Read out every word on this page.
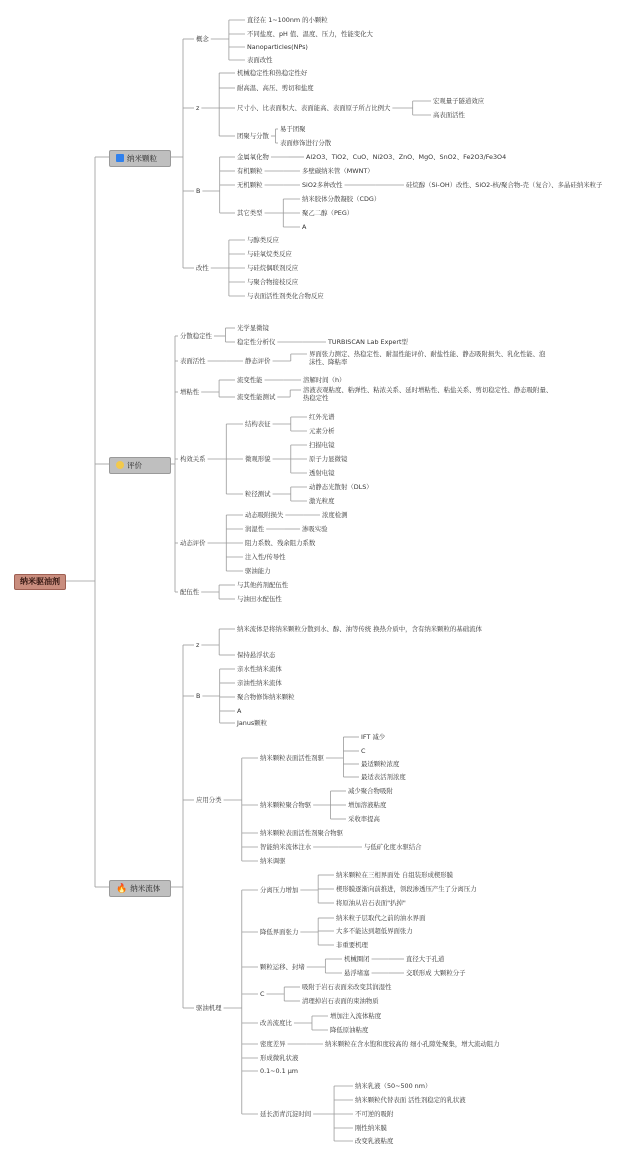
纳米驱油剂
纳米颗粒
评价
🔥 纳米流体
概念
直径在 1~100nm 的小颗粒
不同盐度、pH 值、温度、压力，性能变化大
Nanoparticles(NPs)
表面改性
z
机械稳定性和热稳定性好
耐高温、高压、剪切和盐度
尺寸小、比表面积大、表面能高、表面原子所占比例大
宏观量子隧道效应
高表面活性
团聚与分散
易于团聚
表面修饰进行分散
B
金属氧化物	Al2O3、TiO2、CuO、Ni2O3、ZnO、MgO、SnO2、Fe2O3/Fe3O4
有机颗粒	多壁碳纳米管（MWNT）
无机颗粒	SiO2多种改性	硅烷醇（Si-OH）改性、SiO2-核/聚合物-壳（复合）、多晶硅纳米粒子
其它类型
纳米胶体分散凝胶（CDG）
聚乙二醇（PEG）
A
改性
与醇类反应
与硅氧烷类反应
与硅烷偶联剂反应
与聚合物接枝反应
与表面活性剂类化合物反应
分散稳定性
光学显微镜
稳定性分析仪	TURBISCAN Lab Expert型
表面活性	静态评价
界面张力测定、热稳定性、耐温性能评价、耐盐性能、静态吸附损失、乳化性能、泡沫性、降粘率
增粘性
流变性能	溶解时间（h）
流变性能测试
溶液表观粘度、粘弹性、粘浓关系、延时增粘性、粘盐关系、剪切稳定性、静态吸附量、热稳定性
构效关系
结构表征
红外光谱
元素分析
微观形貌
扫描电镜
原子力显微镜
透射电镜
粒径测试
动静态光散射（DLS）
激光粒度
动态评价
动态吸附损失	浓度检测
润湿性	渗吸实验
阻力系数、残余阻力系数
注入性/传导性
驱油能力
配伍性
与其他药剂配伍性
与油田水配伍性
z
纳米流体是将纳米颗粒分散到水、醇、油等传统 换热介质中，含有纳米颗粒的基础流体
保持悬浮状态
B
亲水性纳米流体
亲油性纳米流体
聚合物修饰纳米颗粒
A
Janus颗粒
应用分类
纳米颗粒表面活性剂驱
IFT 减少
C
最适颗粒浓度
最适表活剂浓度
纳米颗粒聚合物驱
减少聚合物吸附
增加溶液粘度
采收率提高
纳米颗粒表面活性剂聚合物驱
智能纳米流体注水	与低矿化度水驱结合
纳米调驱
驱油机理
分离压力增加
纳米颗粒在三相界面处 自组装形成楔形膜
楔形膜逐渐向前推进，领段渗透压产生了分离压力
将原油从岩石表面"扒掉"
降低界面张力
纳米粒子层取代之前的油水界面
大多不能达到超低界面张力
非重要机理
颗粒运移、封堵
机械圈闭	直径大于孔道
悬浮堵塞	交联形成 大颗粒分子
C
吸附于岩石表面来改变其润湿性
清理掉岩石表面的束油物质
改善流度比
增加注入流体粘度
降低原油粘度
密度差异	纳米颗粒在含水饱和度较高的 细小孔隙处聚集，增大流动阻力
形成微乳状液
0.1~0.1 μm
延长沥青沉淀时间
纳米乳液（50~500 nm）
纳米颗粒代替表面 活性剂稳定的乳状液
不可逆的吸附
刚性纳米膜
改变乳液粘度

========================================

* **STATED EXERCISE**
Quote each record exactly as it stands, minus the pictures.

* **TASK SOLUTION**
Read out every word on this page.
纳米驱油剂
纳米颗粒
评价
🔥 纳米流体
概念
直径在 1~100nm 的小颗粒
不同盐度、pH 值、温度、压力，性能变化大
Nanoparticles(NPs)
表面改性
z
机械稳定性和热稳定性好
耐高温、高压、剪切和盐度
尺寸小、比表面积大、表面能高、表面原子所占比例大
宏观量子隧道效应
高表面活性
团聚与分散
易于团聚
表面修饰进行分散
B
金属氧化物	Al2O3、TiO2、CuO、Ni2O3、ZnO、MgO、SnO2、Fe2O3/Fe3O4
有机颗粒	多壁碳纳米管（MWNT）
无机颗粒	SiO2多种改性	硅烷醇（Si-OH）改性、SiO2-核/聚合物-壳（复合）、多晶硅纳米粒子
其它类型
纳米胶体分散凝胶（CDG）
聚乙二醇（PEG）
A
改性
与醇类反应
与硅氧烷类反应
与硅烷偶联剂反应
与聚合物接枝反应
与表面活性剂类化合物反应
分散稳定性
光学显微镜
稳定性分析仪	TURBISCAN Lab Expert型
表面活性	静态评价
界面张力测定、热稳定性、耐温性能评价、耐盐性能、静态吸附损失、乳化性能、泡沫性、降粘率
增粘性
流变性能	溶解时间（h）
流变性能测试
溶液表观粘度、粘弹性、粘浓关系、延时增粘性、粘盐关系、剪切稳定性、静态吸附量、热稳定性
构效关系
结构表征
红外光谱
元素分析
微观形貌
扫描电镜
原子力显微镜
透射电镜
粒径测试
动静态光散射（DLS）
激光粒度
动态评价
动态吸附损失	浓度检测
润湿性	渗吸实验
阻力系数、残余阻力系数
注入性/传导性
驱油能力
配伍性
与其他药剂配伍性
与油田水配伍性
z
纳米流体是将纳米颗粒分散到水、醇、油等传统 换热介质中，含有纳米颗粒的基础流体
保持悬浮状态
B
亲水性纳米流体
亲油性纳米流体
聚合物修饰纳米颗粒
A
Janus颗粒
应用分类
纳米颗粒表面活性剂驱
IFT 减少
C
最适颗粒浓度
最适表活剂浓度
纳米颗粒聚合物驱
减少聚合物吸附
增加溶液粘度
采收率提高
纳米颗粒表面活性剂聚合物驱
智能纳米流体注水	与低矿化度水驱结合
纳米调驱
驱油机理
分离压力增加
纳米颗粒在三相界面处 自组装形成楔形膜
楔形膜逐渐向前推进，领段渗透压产生了分离压力
将原油从岩石表面"扒掉"
降低界面张力
纳米粒子层取代之前的油水界面
大多不能达到超低界面张力
非重要机理
颗粒运移、封堵
机械圈闭	直径大于孔道
悬浮堵塞	交联形成 大颗粒分子
C
吸附于岩石表面来改变其润湿性
清理掉岩石表面的束油物质
改善流度比
增加注入流体粘度
降低原油粘度
密度差异	纳米颗粒在含水饱和度较高的 细小孔隙处聚集，增大流动阻力
形成微乳状液
0.1~0.1 μm
延长沥青沉淀时间
纳米乳液（50~500 nm）
纳米颗粒代替表面 活性剂稳定的乳状液
不可逆的吸附
刚性纳米膜
改变乳液粘度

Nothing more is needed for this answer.